Exercise task ▸ In the entries below, find every line with "true" and copy it.

Data entries
***

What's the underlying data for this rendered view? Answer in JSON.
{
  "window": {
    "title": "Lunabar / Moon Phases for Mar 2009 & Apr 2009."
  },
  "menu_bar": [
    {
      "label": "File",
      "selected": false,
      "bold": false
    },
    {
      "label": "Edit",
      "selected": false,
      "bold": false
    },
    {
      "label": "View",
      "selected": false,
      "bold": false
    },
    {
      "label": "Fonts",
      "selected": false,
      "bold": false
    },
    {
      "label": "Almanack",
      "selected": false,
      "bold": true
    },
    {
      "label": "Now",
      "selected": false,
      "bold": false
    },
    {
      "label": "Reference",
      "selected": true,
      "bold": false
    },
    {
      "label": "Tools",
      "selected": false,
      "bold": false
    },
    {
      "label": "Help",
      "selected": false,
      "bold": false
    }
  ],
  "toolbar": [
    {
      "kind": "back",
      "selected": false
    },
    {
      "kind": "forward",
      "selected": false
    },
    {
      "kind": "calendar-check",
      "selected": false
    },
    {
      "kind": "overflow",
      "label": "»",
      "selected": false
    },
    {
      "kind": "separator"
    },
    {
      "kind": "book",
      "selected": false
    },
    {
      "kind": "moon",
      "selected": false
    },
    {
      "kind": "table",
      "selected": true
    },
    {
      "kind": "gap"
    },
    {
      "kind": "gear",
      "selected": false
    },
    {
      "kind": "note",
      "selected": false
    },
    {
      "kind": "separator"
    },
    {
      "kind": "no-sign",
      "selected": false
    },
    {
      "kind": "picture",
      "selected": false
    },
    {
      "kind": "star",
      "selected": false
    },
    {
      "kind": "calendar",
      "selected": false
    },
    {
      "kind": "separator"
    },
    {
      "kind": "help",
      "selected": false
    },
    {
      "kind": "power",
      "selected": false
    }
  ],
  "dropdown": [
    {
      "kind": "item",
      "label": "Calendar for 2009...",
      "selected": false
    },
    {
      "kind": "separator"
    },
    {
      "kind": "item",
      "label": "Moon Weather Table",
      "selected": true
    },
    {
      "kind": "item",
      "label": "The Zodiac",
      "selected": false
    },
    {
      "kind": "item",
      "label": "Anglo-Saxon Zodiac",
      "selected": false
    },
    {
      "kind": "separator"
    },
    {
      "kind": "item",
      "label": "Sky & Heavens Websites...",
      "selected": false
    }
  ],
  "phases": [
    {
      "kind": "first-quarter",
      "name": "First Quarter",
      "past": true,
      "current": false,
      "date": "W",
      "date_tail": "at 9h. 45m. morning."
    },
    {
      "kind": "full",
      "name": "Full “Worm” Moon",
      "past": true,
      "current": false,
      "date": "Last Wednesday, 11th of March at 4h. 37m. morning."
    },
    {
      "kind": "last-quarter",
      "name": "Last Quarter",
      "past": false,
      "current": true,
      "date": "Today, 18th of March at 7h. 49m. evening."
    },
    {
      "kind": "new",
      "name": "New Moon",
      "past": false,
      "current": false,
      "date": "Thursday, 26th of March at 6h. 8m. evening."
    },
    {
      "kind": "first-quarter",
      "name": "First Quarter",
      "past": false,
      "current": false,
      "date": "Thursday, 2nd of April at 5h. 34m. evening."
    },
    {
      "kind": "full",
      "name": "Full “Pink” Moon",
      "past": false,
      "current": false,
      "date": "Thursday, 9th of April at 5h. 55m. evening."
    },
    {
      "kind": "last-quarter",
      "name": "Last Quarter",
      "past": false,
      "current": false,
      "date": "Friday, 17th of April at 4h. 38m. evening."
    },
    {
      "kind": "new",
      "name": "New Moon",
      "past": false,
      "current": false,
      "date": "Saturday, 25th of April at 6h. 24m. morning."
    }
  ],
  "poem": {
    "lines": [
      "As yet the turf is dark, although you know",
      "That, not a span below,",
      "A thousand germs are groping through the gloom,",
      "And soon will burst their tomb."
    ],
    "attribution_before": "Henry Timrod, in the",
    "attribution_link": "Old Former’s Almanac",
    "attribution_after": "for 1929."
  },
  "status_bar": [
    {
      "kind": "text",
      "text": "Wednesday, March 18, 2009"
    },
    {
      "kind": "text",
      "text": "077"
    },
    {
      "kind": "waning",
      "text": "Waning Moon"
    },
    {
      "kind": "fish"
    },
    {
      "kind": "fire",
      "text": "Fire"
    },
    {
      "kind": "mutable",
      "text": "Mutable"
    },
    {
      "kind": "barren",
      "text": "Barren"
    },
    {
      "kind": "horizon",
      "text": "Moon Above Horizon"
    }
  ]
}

***

Expected output ▸
      "bold": true
      "selected": true,
      "selected": true
      "selected": true
      "past": true,
      "past": true,
      "current": true,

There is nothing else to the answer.